Dataset entries on figures
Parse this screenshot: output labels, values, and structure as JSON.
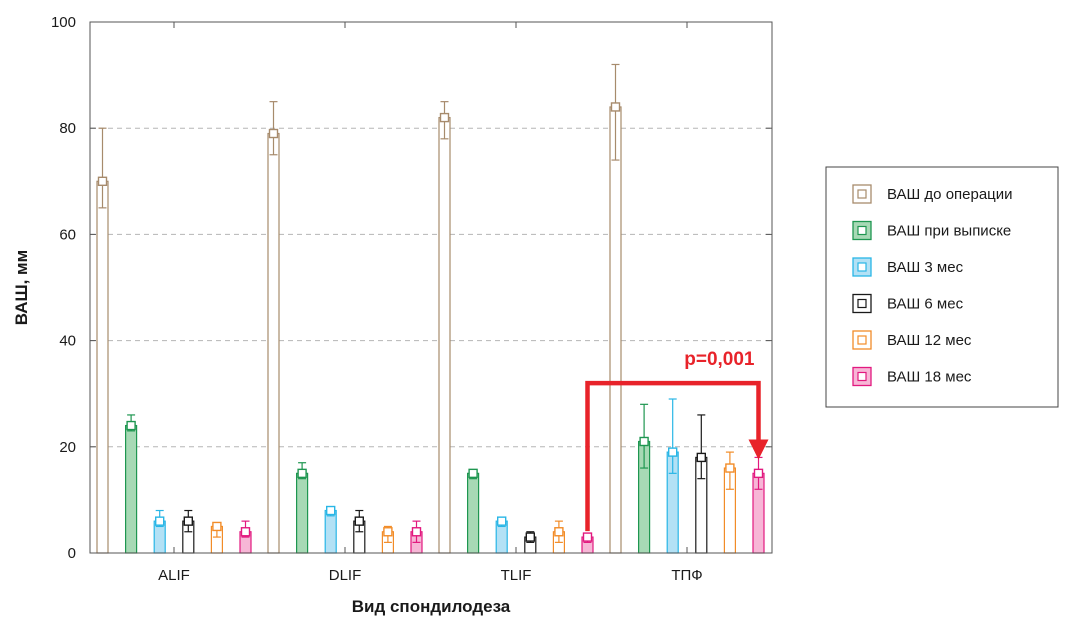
{
  "chart_data": {
    "type": "bar",
    "title": "",
    "xlabel": "Вид спондилодеза",
    "ylabel": "ВАШ, мм",
    "ylim": [
      0,
      100
    ],
    "yticks": [
      0,
      20,
      40,
      60,
      80,
      100
    ],
    "grid": true,
    "legend_position": "right",
    "categories": [
      "ALIF",
      "DLIF",
      "TLIF",
      "ТПФ"
    ],
    "series": [
      {
        "name": "ВАШ до операции",
        "color": "#a78b6c",
        "fill": "#ffffff",
        "values": [
          70,
          79,
          82,
          84
        ],
        "err_low": [
          65,
          75,
          78,
          74
        ],
        "err_high": [
          80,
          85,
          85,
          92
        ]
      },
      {
        "name": "ВАШ при выписке",
        "color": "#1e9650",
        "fill": "#a7d9b5",
        "values": [
          24,
          15,
          15,
          21
        ],
        "err_low": [
          23,
          14,
          14,
          16
        ],
        "err_high": [
          26,
          17,
          15,
          28
        ]
      },
      {
        "name": "ВАШ 3 мес",
        "color": "#29b6e6",
        "fill": "#b3e1f5",
        "values": [
          6,
          8,
          6,
          19
        ],
        "err_low": [
          5,
          7,
          5,
          15
        ],
        "err_high": [
          8,
          8,
          6,
          29
        ]
      },
      {
        "name": "ВАШ 6 мес",
        "color": "#1a1a1a",
        "fill": "#ffffff",
        "values": [
          6,
          6,
          3,
          18
        ],
        "err_low": [
          4,
          4,
          2,
          14
        ],
        "err_high": [
          8,
          8,
          4,
          26
        ]
      },
      {
        "name": "ВАШ 12 мес",
        "color": "#f28c28",
        "fill": "#ffffff",
        "values": [
          5,
          4,
          4,
          16
        ],
        "err_low": [
          3,
          2,
          2,
          12
        ],
        "err_high": [
          5,
          5,
          6,
          19
        ]
      },
      {
        "name": "ВАШ 18 мес",
        "color": "#e2197f",
        "fill": "#f7b6d6",
        "values": [
          4,
          4,
          3,
          15
        ],
        "err_low": [
          3,
          2,
          2,
          12
        ],
        "err_high": [
          6,
          6,
          3,
          18
        ]
      }
    ],
    "annotations": [
      {
        "text": "p=0,001",
        "color": "#e8232a",
        "from": {
          "category": "TLIF",
          "series": "ВАШ 18 мес"
        },
        "to": {
          "category": "ТПФ",
          "series": "ВАШ 18 мес"
        },
        "bracket_y": 32
      }
    ]
  }
}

### Task to complete
Using the listing above, locate the lines that hold "color" and copy each one.

### Expected answer
        "color": "#a78b6c",
        "color": "#1e9650",
        "color": "#29b6e6",
        "color": "#1a1a1a",
        "color": "#f28c28",
        "color": "#e2197f",
        "color": "#e8232a",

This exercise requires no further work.